WHAT THE EXERCISE ASKS>
Reproduce all of the data that follows, character for character.

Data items
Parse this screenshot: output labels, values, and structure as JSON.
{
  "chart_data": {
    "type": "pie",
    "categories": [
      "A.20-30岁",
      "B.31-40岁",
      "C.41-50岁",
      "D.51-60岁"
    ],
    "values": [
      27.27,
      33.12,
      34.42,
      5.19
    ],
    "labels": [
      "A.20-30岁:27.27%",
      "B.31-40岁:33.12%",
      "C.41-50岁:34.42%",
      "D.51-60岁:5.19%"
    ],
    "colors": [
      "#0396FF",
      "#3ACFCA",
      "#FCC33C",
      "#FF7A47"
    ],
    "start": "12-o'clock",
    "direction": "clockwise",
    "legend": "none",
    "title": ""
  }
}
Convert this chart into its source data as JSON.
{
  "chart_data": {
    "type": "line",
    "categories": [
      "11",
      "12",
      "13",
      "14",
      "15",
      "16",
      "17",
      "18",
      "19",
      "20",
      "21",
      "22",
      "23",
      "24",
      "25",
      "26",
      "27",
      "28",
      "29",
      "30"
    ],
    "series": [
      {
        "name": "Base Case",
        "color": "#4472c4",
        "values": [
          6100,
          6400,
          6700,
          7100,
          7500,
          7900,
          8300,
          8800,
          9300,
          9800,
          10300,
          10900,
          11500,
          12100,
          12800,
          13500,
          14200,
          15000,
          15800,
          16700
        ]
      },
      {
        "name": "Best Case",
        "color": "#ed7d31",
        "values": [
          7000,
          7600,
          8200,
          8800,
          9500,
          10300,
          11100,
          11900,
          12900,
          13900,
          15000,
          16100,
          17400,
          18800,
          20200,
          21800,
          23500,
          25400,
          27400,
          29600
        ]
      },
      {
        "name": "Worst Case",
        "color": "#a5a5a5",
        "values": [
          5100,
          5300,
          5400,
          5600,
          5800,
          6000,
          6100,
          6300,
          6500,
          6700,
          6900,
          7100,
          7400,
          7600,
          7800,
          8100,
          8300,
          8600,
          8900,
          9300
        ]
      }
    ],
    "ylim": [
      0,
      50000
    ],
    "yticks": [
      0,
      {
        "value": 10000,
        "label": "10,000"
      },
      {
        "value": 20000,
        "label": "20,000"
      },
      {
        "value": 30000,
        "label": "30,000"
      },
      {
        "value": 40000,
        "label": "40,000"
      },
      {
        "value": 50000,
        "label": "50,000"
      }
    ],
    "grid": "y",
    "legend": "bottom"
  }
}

IN RESPONSE>
Parse this screenshot: output labels, values, and structure as JSON.
{
  "chart_data": {
    "type": "pie",
    "categories": [
      "A.20-30岁",
      "B.31-40岁",
      "C.41-50岁",
      "D.51-60岁"
    ],
    "values": [
      27.27,
      33.12,
      34.42,
      5.19
    ],
    "labels": [
      "A.20-30岁:27.27%",
      "B.31-40岁:33.12%",
      "C.41-50岁:34.42%",
      "D.51-60岁:5.19%"
    ],
    "colors": [
      "#0396FF",
      "#3ACFCA",
      "#FCC33C",
      "#FF7A47"
    ],
    "start": "12-o'clock",
    "direction": "clockwise",
    "legend": "none",
    "title": ""
  }
}
Convert this chart into its source data as JSON.
{
  "chart_data": {
    "type": "line",
    "categories": [
      "11",
      "12",
      "13",
      "14",
      "15",
      "16",
      "17",
      "18",
      "19",
      "20",
      "21",
      "22",
      "23",
      "24",
      "25",
      "26",
      "27",
      "28",
      "29",
      "30"
    ],
    "series": [
      {
        "name": "Base Case",
        "color": "#4472c4",
        "values": [
          6100,
          6400,
          6700,
          7100,
          7500,
          7900,
          8300,
          8800,
          9300,
          9800,
          10300,
          10900,
          11500,
          12100,
          12800,
          13500,
          14200,
          15000,
          15800,
          16700
        ]
      },
      {
        "name": "Best Case",
        "color": "#ed7d31",
        "values": [
          7000,
          7600,
          8200,
          8800,
          9500,
          10300,
          11100,
          11900,
          12900,
          13900,
          15000,
          16100,
          17400,
          18800,
          20200,
          21800,
          23500,
          25400,
          27400,
          29600
        ]
      },
      {
        "name": "Worst Case",
        "color": "#a5a5a5",
        "values": [
          5100,
          5300,
          5400,
          5600,
          5800,
          6000,
          6100,
          6300,
          6500,
          6700,
          6900,
          7100,
          7400,
          7600,
          7800,
          8100,
          8300,
          8600,
          8900,
          9300
        ]
      }
    ],
    "ylim": [
      0,
      50000
    ],
    "yticks": [
      0,
      {
        "value": 10000,
        "label": "10,000"
      },
      {
        "value": 20000,
        "label": "20,000"
      },
      {
        "value": 30000,
        "label": "30,000"
      },
      {
        "value": 40000,
        "label": "40,000"
      },
      {
        "value": 50000,
        "label": "50,000"
      }
    ],
    "grid": "y",
    "legend": "bottom"
  }
}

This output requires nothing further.